### Exercise aim
In the data, extract each line that holds the string "text".

^^^^^^^^^^^^^^^^

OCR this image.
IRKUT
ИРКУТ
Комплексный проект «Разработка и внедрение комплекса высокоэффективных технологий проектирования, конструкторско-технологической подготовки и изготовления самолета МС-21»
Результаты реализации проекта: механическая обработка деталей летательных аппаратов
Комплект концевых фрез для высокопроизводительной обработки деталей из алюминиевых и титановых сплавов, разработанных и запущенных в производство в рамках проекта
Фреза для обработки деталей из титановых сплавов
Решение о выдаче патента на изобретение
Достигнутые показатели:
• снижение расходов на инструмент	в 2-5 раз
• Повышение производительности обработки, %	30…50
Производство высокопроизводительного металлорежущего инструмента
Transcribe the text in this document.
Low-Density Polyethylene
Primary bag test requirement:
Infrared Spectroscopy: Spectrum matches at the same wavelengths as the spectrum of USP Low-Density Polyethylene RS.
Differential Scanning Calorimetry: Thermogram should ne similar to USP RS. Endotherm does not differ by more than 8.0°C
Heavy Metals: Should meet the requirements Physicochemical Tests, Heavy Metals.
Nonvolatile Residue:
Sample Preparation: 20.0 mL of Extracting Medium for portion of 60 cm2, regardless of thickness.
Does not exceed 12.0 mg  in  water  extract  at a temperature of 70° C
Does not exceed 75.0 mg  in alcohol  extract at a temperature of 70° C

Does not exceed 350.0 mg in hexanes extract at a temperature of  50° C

^^^^^^^^^^^^^^^^

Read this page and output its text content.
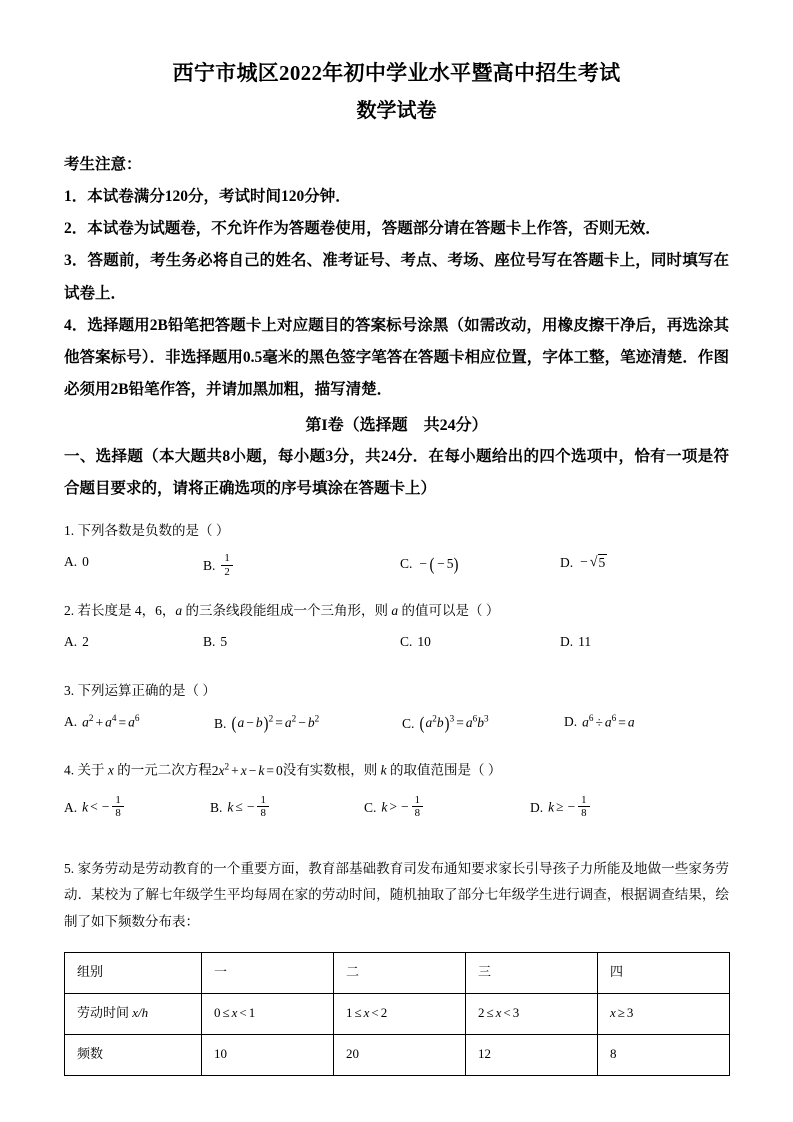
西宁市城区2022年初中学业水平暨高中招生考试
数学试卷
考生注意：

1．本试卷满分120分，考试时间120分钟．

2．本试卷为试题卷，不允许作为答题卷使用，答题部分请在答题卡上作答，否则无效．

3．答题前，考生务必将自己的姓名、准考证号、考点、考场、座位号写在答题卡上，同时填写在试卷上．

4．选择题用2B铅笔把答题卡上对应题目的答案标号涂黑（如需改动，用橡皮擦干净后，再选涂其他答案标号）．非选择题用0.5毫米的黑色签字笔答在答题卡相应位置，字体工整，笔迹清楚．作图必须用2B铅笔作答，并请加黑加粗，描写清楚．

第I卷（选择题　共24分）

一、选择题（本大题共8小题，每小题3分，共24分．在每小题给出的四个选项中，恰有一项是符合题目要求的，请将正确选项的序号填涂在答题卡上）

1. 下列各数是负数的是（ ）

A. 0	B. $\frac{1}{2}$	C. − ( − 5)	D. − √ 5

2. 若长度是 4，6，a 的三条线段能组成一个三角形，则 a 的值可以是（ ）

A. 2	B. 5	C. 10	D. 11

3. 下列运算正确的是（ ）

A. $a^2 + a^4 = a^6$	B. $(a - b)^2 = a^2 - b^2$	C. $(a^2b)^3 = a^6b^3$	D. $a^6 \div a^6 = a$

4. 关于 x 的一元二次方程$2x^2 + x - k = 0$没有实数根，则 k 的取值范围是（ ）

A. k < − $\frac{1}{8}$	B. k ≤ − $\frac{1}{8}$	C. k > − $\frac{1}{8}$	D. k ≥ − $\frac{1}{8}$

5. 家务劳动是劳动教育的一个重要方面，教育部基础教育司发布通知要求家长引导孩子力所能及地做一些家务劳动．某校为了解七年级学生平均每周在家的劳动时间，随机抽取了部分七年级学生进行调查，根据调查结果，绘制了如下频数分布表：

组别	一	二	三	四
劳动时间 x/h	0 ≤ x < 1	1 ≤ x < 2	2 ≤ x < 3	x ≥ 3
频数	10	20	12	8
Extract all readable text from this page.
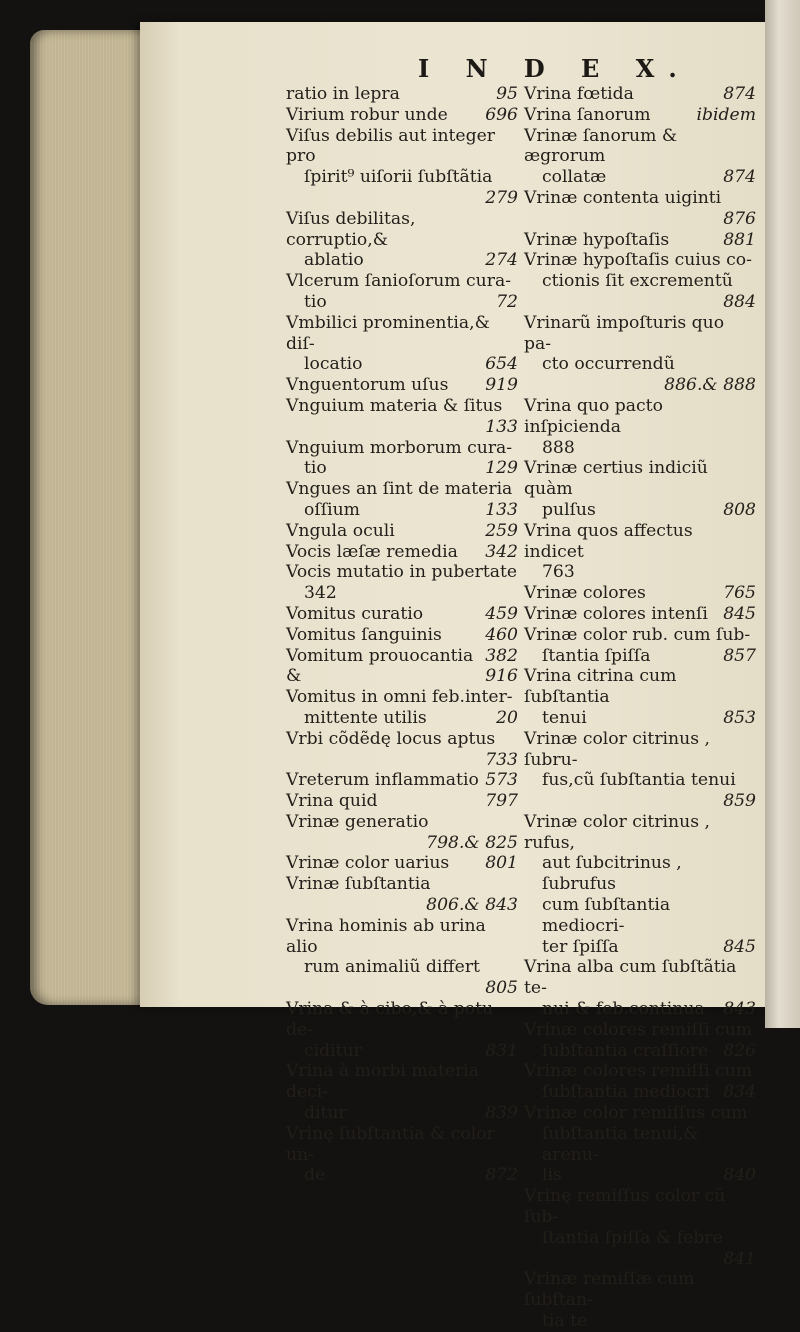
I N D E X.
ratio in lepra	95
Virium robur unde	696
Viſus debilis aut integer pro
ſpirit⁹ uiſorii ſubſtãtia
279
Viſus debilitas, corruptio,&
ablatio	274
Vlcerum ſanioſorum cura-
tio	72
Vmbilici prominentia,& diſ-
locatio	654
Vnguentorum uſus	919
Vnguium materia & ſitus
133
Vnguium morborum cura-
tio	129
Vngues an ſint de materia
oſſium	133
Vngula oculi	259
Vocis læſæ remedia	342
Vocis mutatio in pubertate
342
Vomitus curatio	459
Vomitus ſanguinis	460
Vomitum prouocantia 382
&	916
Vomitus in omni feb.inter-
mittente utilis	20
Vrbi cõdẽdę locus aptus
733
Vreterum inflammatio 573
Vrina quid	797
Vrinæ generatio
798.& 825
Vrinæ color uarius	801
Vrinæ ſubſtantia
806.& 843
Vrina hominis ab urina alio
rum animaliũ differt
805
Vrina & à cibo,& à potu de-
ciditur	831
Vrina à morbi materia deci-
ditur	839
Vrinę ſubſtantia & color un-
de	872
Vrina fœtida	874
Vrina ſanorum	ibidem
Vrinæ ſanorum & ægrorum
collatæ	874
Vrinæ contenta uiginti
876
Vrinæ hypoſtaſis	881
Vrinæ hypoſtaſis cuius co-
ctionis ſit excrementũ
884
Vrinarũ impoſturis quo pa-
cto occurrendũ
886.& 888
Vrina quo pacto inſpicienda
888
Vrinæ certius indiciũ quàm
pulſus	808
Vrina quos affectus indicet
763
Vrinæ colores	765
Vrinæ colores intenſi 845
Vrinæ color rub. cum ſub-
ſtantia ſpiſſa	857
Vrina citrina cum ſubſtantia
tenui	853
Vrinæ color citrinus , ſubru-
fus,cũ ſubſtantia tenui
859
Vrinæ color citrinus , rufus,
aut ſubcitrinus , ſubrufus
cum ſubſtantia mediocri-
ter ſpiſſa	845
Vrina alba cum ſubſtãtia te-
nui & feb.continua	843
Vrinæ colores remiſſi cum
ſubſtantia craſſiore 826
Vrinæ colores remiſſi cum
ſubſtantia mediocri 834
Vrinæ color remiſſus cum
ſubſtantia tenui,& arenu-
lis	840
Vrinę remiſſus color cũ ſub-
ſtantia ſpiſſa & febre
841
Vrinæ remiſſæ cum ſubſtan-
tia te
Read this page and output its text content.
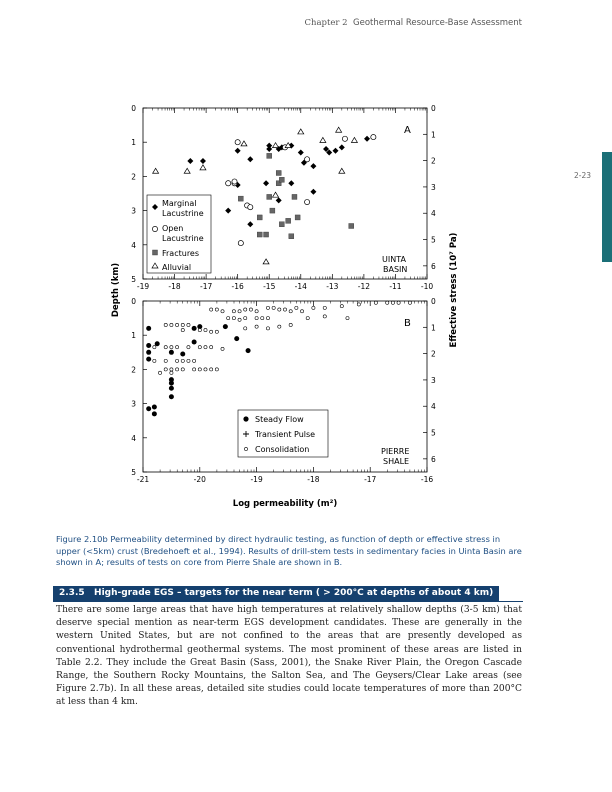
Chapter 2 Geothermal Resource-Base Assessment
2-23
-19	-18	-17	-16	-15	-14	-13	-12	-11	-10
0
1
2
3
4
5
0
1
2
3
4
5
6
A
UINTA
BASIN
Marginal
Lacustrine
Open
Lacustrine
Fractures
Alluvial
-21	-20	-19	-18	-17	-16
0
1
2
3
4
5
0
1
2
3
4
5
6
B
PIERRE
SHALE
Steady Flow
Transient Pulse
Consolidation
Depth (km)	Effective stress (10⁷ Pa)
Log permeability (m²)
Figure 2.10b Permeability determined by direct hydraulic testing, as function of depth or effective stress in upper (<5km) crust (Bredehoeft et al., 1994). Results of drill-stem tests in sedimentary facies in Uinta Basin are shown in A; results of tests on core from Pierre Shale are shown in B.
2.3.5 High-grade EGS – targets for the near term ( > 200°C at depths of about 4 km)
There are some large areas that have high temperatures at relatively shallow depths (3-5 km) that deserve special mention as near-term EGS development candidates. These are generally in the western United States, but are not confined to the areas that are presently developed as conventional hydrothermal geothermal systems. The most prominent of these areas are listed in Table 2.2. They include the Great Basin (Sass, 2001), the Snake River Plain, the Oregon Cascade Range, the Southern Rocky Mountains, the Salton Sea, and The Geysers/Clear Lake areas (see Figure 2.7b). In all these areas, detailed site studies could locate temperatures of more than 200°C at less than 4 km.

^^^^^^^^^^^^^^^^

### Expected answer
Transcribe the text in this document.
Read this page and output its text content.
Extract all readable text from this page.
Read this page and output its text content.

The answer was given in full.